─── DATA LISTING

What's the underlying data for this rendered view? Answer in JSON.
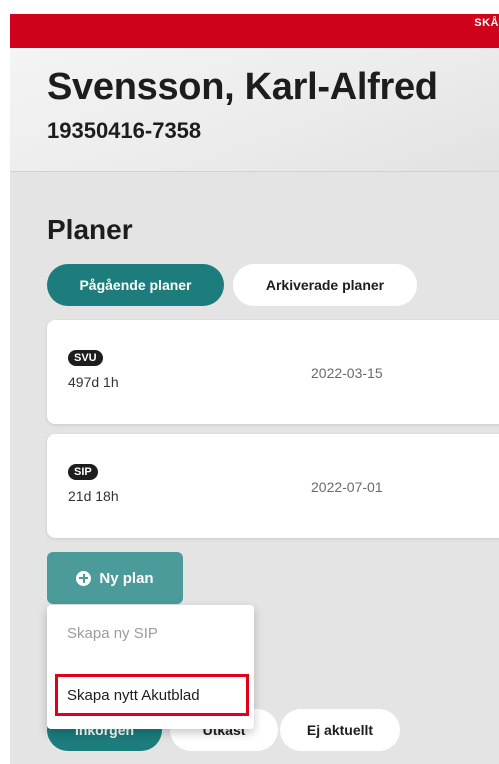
{
  "header": {
    "brand": "SKÅ",
    "patient_name": "Svensson, Karl-Alfred",
    "patient_id": "19350416-7358"
  },
  "plans": {
    "title": "Planer",
    "tabs": [
      {
        "label": "Pågående planer",
        "active": true
      },
      {
        "label": "Arkiverade planer",
        "active": false
      }
    ],
    "items": [
      {
        "badge": "SVU",
        "duration": "497d 1h",
        "date": "2022-03-15"
      },
      {
        "badge": "SIP",
        "duration": "21d 18h",
        "date": "2022-07-01"
      }
    ],
    "new_plan_label": "Ny plan",
    "dropdown": [
      {
        "label": "Skapa ny SIP",
        "disabled": true
      },
      {
        "label": "Skapa nytt Akutblad",
        "disabled": false
      }
    ]
  },
  "filters": {
    "items": [
      {
        "label": "Inkorgen",
        "active": true
      },
      {
        "label": "Utkast",
        "active": false
      },
      {
        "label": "Ej aktuellt",
        "active": false
      }
    ]
  },
  "colors": {
    "brand_red": "#d0021b",
    "teal": "#1d7c7c",
    "highlight": "#e0001a"
  }
}
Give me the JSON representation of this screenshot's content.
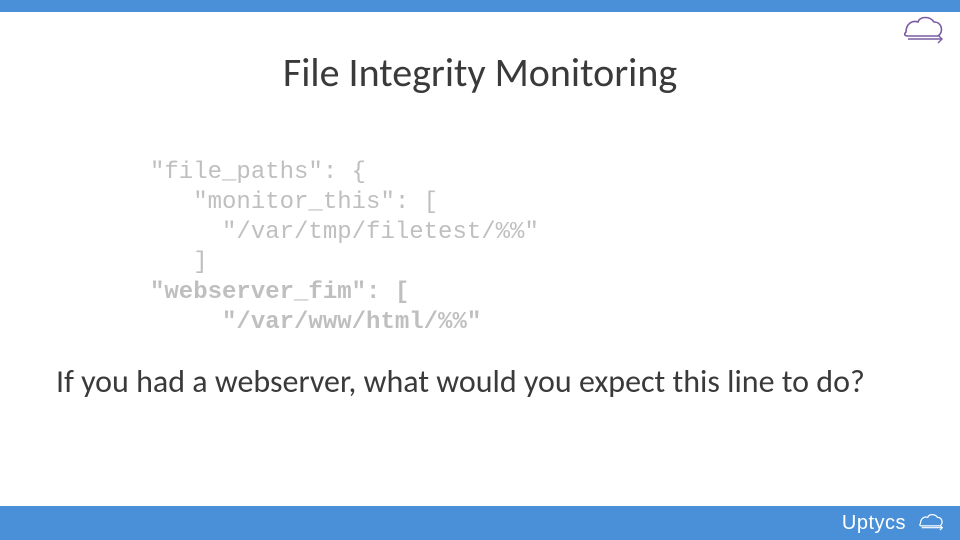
{
  "title": "File Integrity Monitoring",
  "code": {
    "l1": "\"file_paths\": {",
    "l2": "   \"monitor_this\": [",
    "l3": "     \"/var/tmp/filetest/%%\"",
    "l4": "   ]",
    "l5": "\"webserver_fim\": [",
    "l6": "     \"/var/www/html/%%\""
  },
  "question": "If you had a webserver, what would you expect this line to do?",
  "brand": "Uptycs",
  "colors": {
    "accent_blue": "#4a90d9",
    "code_gray": "#bfbfbf",
    "logo_purple": "#7a5ca0"
  },
  "icons": {
    "cloud": "cloud-arrow-icon"
  }
}
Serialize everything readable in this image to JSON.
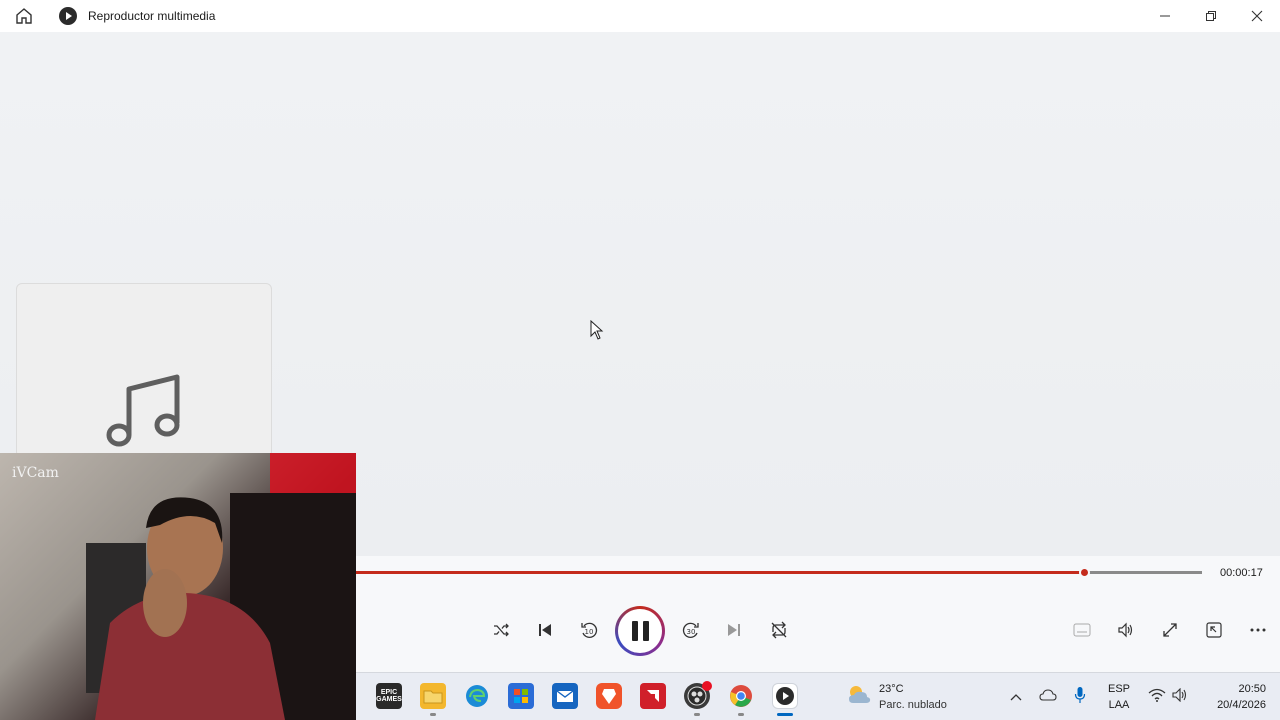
{
  "window": {
    "title": "Reproductor multimedia",
    "controls": [
      "minimize-icon",
      "restore-icon",
      "close-icon"
    ]
  },
  "main": {
    "album_art_icon": "music-note-icon"
  },
  "webcam": {
    "label": "iVCam"
  },
  "player": {
    "time": "00:00:17",
    "progress": 0.86,
    "accent_color": "#c42b1c",
    "controls": [
      "shuffle-icon",
      "previous-icon",
      "rewind-10-icon",
      "pause-icon",
      "forward-30-icon",
      "next-icon",
      "repeat-icon"
    ],
    "right_controls": [
      "captions-icon",
      "volume-icon",
      "fullscreen-icon",
      "miniplayer-icon",
      "more-icon"
    ]
  },
  "taskbar": {
    "apps": [
      {
        "name": "Epic Games",
        "color": "#2a2a2a"
      },
      {
        "name": "File Explorer",
        "color": "#f3b72e"
      },
      {
        "name": "Microsoft Edge",
        "color": "#1b8bd6"
      },
      {
        "name": "Microsoft Store",
        "color": "#2b6cd6"
      },
      {
        "name": "Outlook",
        "color": "#1565c0"
      },
      {
        "name": "Brave",
        "color": "#f0532a"
      },
      {
        "name": "AMD",
        "color": "#d0202a"
      },
      {
        "name": "OBS Studio",
        "color": "#3a3a3a"
      },
      {
        "name": "Google Chrome",
        "color": "#dd4b3e"
      },
      {
        "name": "Reproductor multimedia",
        "color": "#2b2b2b"
      }
    ],
    "epic_label": "EPIC\nGAMES",
    "weather": {
      "temp": "23°C",
      "desc": "Parc. nublado"
    },
    "language": {
      "lang": "ESP",
      "layout": "LAA"
    },
    "clock": {
      "time": "20:50",
      "date": "20/4/2026"
    }
  }
}
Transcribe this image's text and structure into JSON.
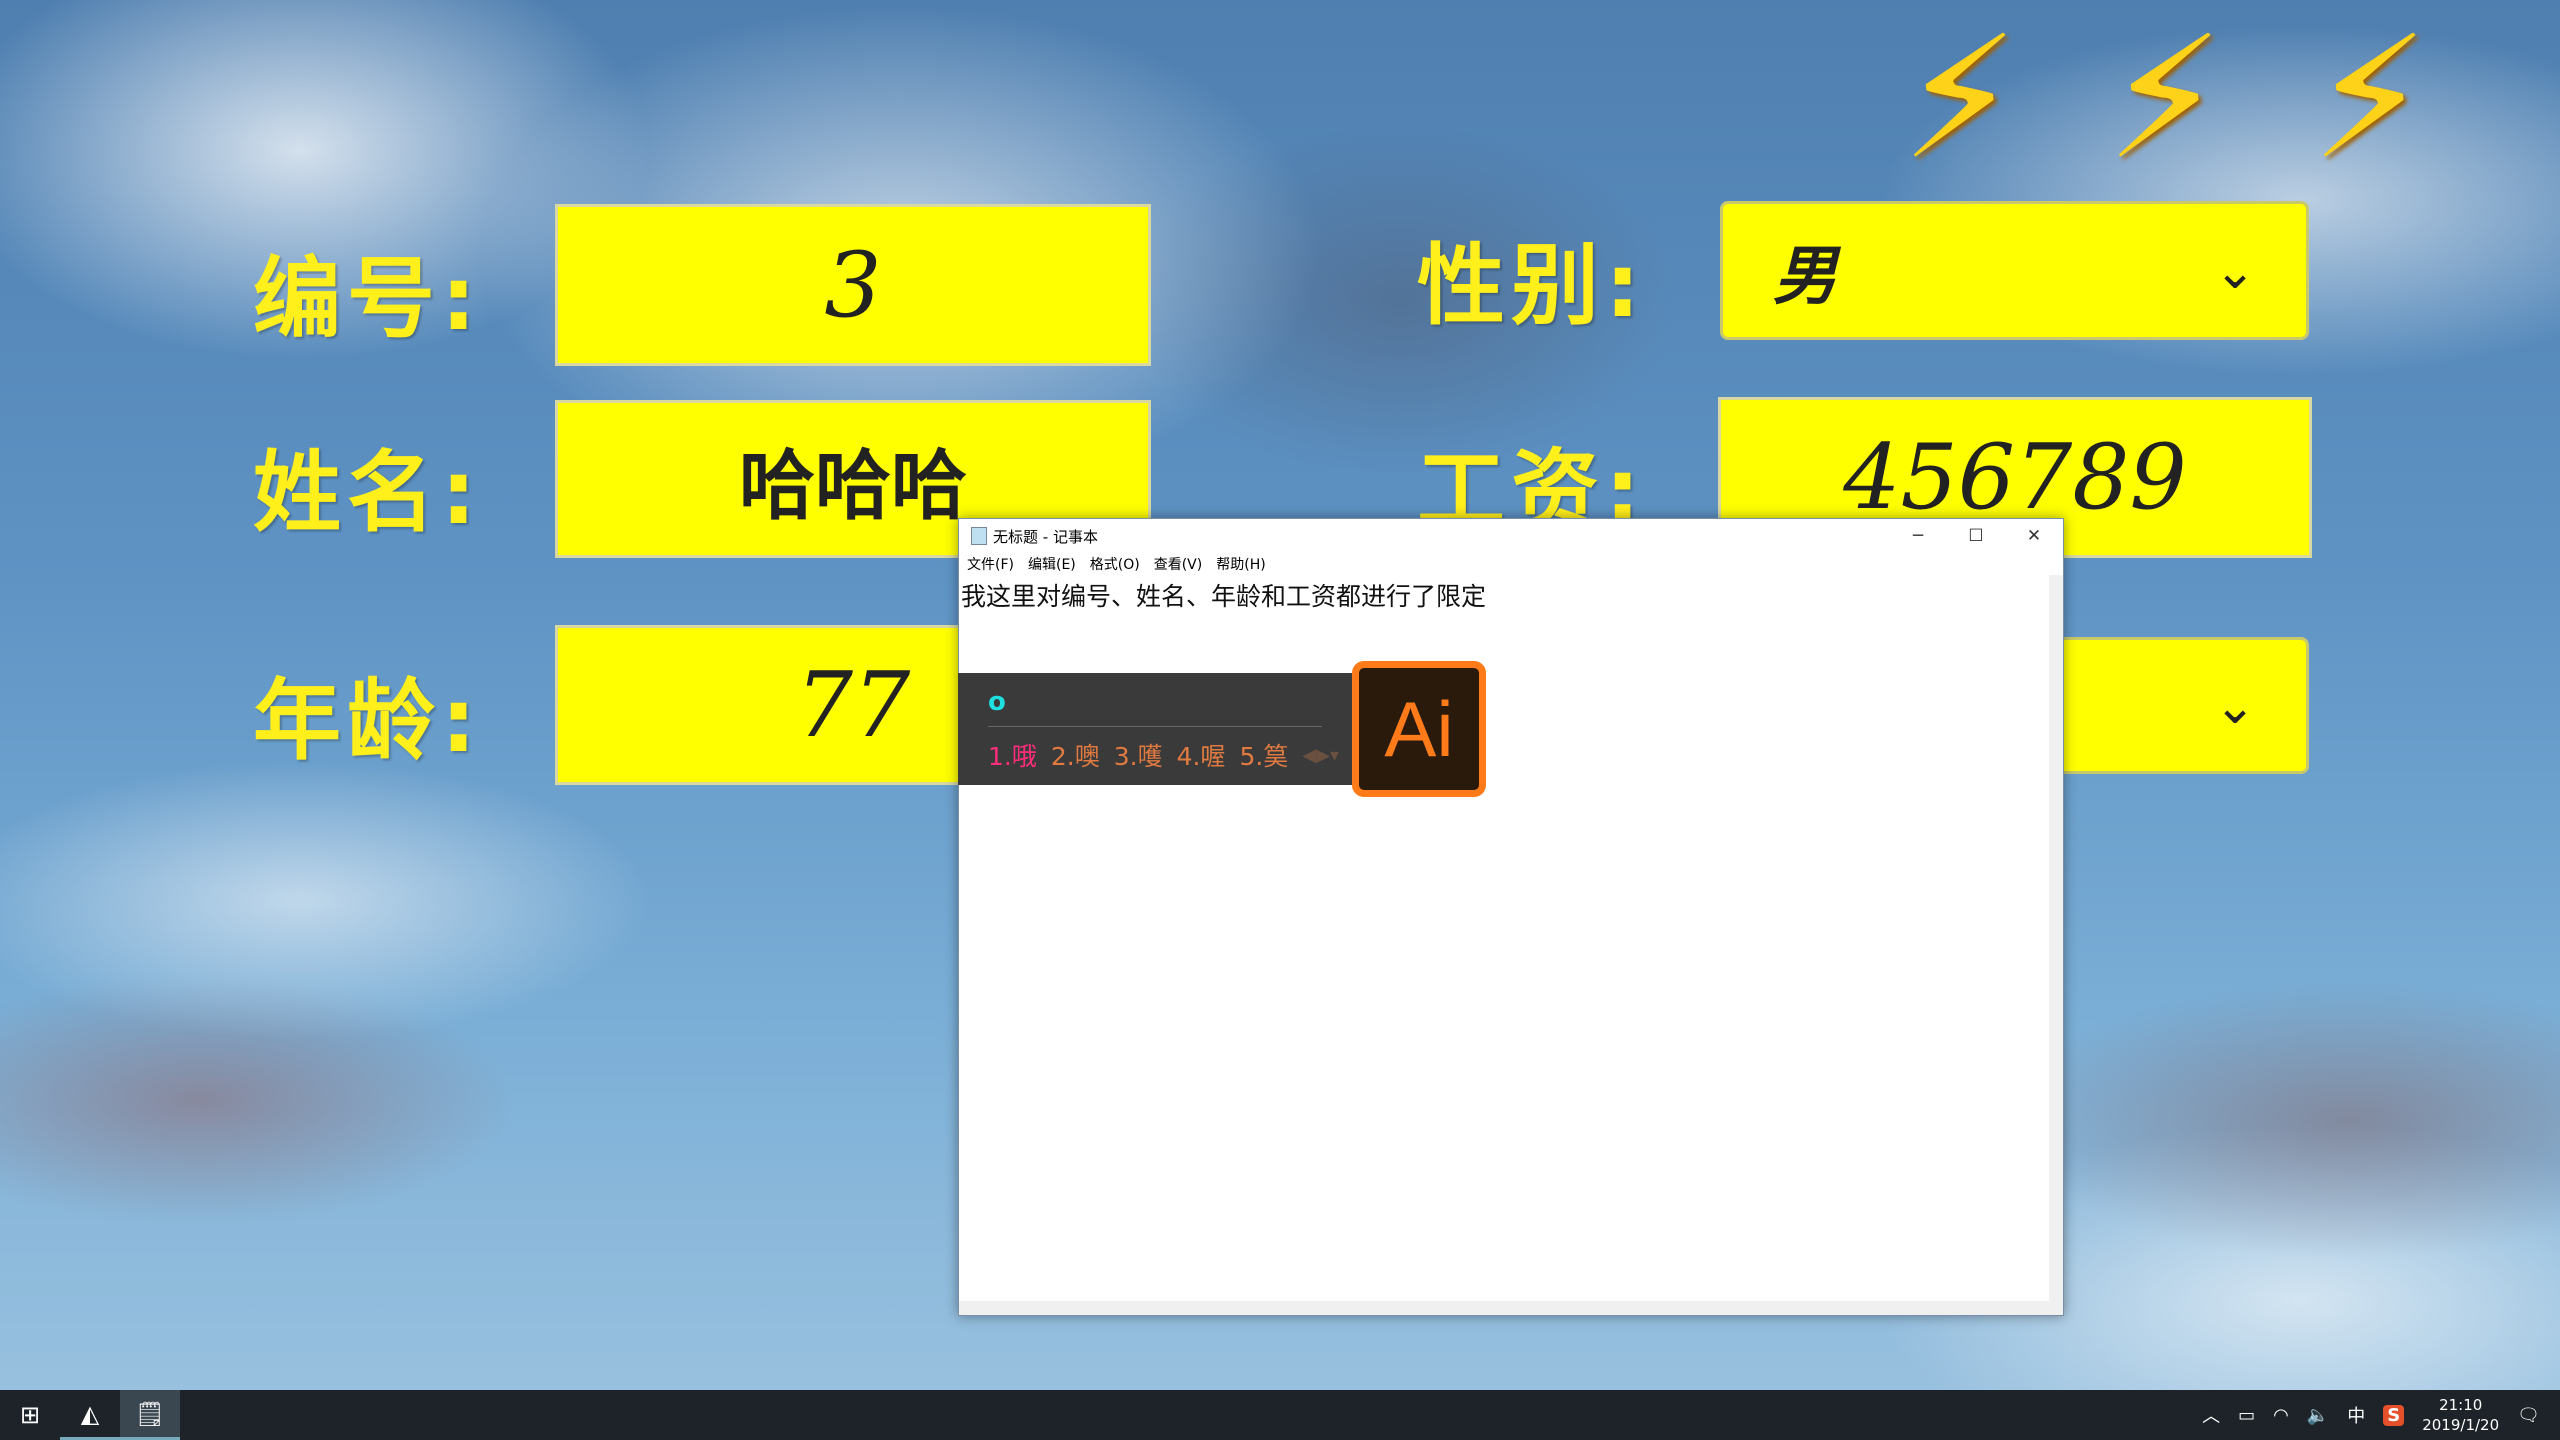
{
  "form": {
    "id_label": "编号:",
    "id_value": "3",
    "name_label": "姓名:",
    "name_value": "哈哈哈",
    "age_label": "年龄:",
    "age_value": "77",
    "gender_label": "性别:",
    "gender_value": "男",
    "salary_label": "工资:",
    "salary_value": "456789",
    "chevron": "⌄"
  },
  "notepad": {
    "title": "无标题 - 记事本",
    "menu": [
      "文件(F)",
      "编辑(E)",
      "格式(O)",
      "查看(V)",
      "帮助(H)"
    ],
    "content": "我这里对编号、姓名、年龄和工资都进行了限定"
  },
  "ime": {
    "input": "o",
    "candidates": [
      "1.哦",
      "2.噢",
      "3.嚄",
      "4.喔",
      "5.筽"
    ]
  },
  "ai_icon": {
    "text": "Ai"
  },
  "taskbar": {
    "time": "21:10",
    "date": "2019/1/20",
    "ime_mode": "中"
  },
  "colors": {
    "field": "#ffff00",
    "label": "#ffef1a",
    "ai": "#ff7b1a"
  }
}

──────

Please set down each line of the data above exactly as written, without the pictures.

### RESPONSE TO THIS TASK:
What's the underlying data for this rendered view? Answer in JSON.
{
  "header": {
    "brand": "SKÅ",
    "patient_name": "Svensson, Karl-Alfred",
    "patient_id": "19350416-7358"
  },
  "plans": {
    "title": "Planer",
    "tabs": [
      {
        "label": "Pågående planer",
        "active": true
      },
      {
        "label": "Arkiverade planer",
        "active": false
      }
    ],
    "items": [
      {
        "badge": "SVU",
        "duration": "497d 1h",
        "date": "2022-03-15"
      },
      {
        "badge": "SIP",
        "duration": "21d 18h",
        "date": "2022-07-01"
      }
    ],
    "new_plan_label": "Ny plan",
    "dropdown": [
      {
        "label": "Skapa ny SIP",
        "disabled": true
      },
      {
        "label": "Skapa nytt Akutblad",
        "disabled": false
      }
    ]
  },
  "filters": {
    "items": [
      {
        "label": "Inkorgen",
        "active": true
      },
      {
        "label": "Utkast",
        "active": false
      },
      {
        "label": "Ej aktuellt",
        "active": false
      }
    ]
  },
  "colors": {
    "brand_red": "#d0021b",
    "teal": "#1d7c7c",
    "highlight": "#e0001a"
  }
}
Give me the JSON representation of this screenshot's content.
{
  "title": "File Integrity Monitoring",
  "code": {
    "l1": "\"file_paths\": {",
    "l2": "   \"monitor_this\": [",
    "l3": "     \"/var/tmp/filetest/%%\"",
    "l4": "   ]",
    "l5": "\"webserver_fim\": [",
    "l6": "     \"/var/www/html/%%\""
  },
  "question": "If you had a webserver, what would you expect this line to do?",
  "brand": "Uptycs",
  "colors": {
    "accent_blue": "#4a90d9",
    "code_gray": "#bfbfbf",
    "logo_purple": "#7a5ca0"
  },
  "icons": {
    "cloud": "cloud-arrow-icon"
  }
}
Serialize everything readable in this image to JSON.
{
  "window": {
    "title": "Reproductor multimedia",
    "controls": [
      "minimize-icon",
      "restore-icon",
      "close-icon"
    ]
  },
  "main": {
    "album_art_icon": "music-note-icon"
  },
  "webcam": {
    "label": "iVCam"
  },
  "player": {
    "time": "00:00:17",
    "progress": 0.86,
    "accent_color": "#c42b1c",
    "controls": [
      "shuffle-icon",
      "previous-icon",
      "rewind-10-icon",
      "pause-icon",
      "forward-30-icon",
      "next-icon",
      "repeat-icon"
    ],
    "right_controls": [
      "captions-icon",
      "volume-icon",
      "fullscreen-icon",
      "miniplayer-icon",
      "more-icon"
    ]
  },
  "taskbar": {
    "apps": [
      {
        "name": "Epic Games",
        "color": "#2a2a2a"
      },
      {
        "name": "File Explorer",
        "color": "#f3b72e"
      },
      {
        "name": "Microsoft Edge",
        "color": "#1b8bd6"
      },
      {
        "name": "Microsoft Store",
        "color": "#2b6cd6"
      },
      {
        "name": "Outlook",
        "color": "#1565c0"
      },
      {
        "name": "Brave",
        "color": "#f0532a"
      },
      {
        "name": "AMD",
        "color": "#d0202a"
      },
      {
        "name": "OBS Studio",
        "color": "#3a3a3a"
      },
      {
        "name": "Google Chrome",
        "color": "#dd4b3e"
      },
      {
        "name": "Reproductor multimedia",
        "color": "#2b2b2b"
      }
    ],
    "epic_label": "EPIC\nGAMES",
    "weather": {
      "temp": "23°C",
      "desc": "Parc. nublado"
    },
    "language": {
      "lang": "ESP",
      "layout": "LAA"
    },
    "clock": {
      "time": "20:50",
      "date": "20/4/2026"
    }
  }
}
Transcribe this image's text and structure into JSON.
{
  "form": {
    "id_label": "编号:",
    "id_value": "3",
    "name_label": "姓名:",
    "name_value": "哈哈哈",
    "age_label": "年龄:",
    "age_value": "77",
    "gender_label": "性别:",
    "gender_value": "男",
    "salary_label": "工资:",
    "salary_value": "456789",
    "chevron": "⌄"
  },
  "notepad": {
    "title": "无标题 - 记事本",
    "menu": [
      "文件(F)",
      "编辑(E)",
      "格式(O)",
      "查看(V)",
      "帮助(H)"
    ],
    "content": "我这里对编号、姓名、年龄和工资都进行了限定"
  },
  "ime": {
    "input": "o",
    "candidates": [
      "1.哦",
      "2.噢",
      "3.嚄",
      "4.喔",
      "5.筽"
    ]
  },
  "ai_icon": {
    "text": "Ai"
  },
  "taskbar": {
    "time": "21:10",
    "date": "2019/1/20",
    "ime_mode": "中"
  },
  "colors": {
    "field": "#ffff00",
    "label": "#ffef1a",
    "ai": "#ff7b1a"
  }
}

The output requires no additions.